■ **Document segment**:
++++++++++
Download the beta release and please let me know if you run into any issues.  You can see an example of the CAPTCHA and new Validation options on my Test Bed Form.

Google Forms Beta (367 downloads)

CAPTCHA is working!

I work much better in the early morning than I do at night.  Always have.  Last night I was working on CAPTCHA support for WordPress Google Form and for the life of me, couldn’t figure what was causing a jQuery syntax error.  Granted, working on my laptop in my truck in the dark while at my daughter’s soccer practice isn’t the ideal work location but that was my situation when I had some cycles to look at it.

This morning I looked at it again, made one minor change and the syntax error was obvious.  Syntax error fixed and my CAPTCHA solution appears to be working.  I am going to clean up some debug code and then post a beta release for testing.  Hopefully I will have this formally released in the next day or two.
++++++++++
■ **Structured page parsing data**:
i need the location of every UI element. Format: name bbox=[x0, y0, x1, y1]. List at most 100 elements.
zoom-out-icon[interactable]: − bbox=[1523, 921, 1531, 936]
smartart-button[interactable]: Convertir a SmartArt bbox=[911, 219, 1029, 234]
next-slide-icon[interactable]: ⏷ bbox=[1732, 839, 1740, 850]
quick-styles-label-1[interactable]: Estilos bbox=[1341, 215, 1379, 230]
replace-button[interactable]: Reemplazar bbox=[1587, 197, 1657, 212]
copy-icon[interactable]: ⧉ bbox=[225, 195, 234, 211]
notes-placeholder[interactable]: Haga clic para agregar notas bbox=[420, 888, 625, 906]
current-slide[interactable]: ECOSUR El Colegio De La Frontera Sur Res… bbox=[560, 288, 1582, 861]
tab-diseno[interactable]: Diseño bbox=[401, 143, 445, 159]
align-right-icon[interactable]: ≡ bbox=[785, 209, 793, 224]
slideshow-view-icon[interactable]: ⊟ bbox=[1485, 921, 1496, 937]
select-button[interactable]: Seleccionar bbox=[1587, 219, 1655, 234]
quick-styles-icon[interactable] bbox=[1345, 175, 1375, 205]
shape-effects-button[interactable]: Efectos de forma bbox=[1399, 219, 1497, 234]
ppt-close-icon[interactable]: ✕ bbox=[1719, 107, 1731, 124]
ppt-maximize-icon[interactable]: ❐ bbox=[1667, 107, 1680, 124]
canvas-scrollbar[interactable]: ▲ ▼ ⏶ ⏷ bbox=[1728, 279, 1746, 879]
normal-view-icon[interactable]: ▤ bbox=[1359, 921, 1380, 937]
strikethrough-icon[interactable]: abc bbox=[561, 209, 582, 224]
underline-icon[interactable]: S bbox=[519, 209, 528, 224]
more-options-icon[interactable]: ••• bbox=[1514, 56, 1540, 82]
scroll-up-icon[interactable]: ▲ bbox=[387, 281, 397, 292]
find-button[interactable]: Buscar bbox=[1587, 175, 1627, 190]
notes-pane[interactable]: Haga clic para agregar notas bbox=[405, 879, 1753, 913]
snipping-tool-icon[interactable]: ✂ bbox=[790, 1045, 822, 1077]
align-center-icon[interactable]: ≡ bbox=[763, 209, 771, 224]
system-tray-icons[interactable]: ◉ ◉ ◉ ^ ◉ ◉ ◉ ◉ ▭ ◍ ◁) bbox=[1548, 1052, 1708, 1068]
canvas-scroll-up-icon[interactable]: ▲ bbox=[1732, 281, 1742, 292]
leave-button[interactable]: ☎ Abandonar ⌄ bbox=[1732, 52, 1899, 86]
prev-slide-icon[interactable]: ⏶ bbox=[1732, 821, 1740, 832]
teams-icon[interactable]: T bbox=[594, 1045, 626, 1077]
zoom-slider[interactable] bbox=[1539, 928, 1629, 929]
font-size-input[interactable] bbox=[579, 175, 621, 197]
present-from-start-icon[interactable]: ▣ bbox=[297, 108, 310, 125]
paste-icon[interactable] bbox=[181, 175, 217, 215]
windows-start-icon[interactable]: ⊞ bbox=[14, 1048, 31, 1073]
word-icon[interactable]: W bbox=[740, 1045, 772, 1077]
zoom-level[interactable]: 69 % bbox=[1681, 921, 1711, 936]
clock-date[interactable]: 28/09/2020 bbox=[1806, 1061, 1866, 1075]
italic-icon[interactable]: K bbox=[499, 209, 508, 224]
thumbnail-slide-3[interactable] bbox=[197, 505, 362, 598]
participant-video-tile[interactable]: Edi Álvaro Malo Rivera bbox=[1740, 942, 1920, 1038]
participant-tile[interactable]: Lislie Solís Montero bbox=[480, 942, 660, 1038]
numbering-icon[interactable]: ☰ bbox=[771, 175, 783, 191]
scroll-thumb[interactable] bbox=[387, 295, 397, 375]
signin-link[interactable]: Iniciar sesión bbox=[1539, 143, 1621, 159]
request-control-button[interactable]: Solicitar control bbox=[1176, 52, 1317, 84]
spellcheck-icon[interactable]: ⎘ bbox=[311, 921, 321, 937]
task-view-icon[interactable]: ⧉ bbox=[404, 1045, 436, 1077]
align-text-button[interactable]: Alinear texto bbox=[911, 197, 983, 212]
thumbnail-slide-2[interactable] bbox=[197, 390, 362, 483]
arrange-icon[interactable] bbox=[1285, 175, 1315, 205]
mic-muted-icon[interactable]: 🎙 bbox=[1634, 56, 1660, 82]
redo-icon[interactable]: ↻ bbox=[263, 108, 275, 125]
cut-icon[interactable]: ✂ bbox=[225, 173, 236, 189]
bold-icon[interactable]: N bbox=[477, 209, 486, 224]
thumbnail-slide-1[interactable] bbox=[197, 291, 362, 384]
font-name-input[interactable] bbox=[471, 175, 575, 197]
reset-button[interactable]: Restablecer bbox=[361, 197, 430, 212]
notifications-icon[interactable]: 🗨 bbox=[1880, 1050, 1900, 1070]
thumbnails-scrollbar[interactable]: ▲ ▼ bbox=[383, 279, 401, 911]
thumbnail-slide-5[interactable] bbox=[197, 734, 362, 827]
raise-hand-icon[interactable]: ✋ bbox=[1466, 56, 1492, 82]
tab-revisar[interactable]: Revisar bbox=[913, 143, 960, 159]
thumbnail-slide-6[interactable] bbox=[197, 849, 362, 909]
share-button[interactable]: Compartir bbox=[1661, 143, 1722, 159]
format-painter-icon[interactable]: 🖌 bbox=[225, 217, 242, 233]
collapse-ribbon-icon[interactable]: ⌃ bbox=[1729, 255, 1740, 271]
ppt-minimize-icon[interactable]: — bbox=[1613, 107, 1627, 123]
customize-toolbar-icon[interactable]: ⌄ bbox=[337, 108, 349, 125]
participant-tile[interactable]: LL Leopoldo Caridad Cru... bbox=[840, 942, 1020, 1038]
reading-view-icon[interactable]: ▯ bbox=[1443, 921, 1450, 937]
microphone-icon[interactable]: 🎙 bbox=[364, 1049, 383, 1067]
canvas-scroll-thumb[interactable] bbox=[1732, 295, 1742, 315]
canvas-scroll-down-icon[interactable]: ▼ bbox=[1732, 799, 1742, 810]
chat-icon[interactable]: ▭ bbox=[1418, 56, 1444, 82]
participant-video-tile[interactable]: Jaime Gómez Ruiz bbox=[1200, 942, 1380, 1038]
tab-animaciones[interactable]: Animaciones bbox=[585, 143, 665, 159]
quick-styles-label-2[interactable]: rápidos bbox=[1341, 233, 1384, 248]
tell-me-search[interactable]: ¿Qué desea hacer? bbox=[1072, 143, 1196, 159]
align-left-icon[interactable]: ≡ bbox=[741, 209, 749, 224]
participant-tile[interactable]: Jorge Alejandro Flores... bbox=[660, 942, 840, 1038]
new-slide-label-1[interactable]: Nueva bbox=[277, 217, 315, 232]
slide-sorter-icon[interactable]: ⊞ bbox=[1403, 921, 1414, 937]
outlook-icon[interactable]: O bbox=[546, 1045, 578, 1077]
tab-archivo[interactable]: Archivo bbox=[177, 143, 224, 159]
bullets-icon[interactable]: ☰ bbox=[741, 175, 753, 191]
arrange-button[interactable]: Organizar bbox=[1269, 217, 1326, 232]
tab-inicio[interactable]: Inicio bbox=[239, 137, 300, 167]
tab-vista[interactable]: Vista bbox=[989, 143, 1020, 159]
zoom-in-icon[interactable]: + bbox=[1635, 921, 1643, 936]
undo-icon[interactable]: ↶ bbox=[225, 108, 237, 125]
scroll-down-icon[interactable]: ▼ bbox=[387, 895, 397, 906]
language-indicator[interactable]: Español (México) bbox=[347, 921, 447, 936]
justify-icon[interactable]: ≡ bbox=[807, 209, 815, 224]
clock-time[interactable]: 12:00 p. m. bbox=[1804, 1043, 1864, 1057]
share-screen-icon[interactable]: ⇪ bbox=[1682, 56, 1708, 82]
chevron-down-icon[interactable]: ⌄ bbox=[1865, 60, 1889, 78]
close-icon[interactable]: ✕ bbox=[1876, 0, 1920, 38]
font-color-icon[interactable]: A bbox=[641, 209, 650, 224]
++++++++++
■ **Work to be completed**: Turn the paragraph of the CAPTCHA update that begins "This morning I looked at it again" into a short bulleted list, keeping its main facts.

■ **Result of this task**:
- Looking again in the morning, one minor change made the syntax error obvious.
- The syntax error is fixed, and the CAPTCHA solution appears to be working.
- Next steps are cleaning up some debug code and posting a beta release for testing.
- A formal release is hoped for in the next day or two.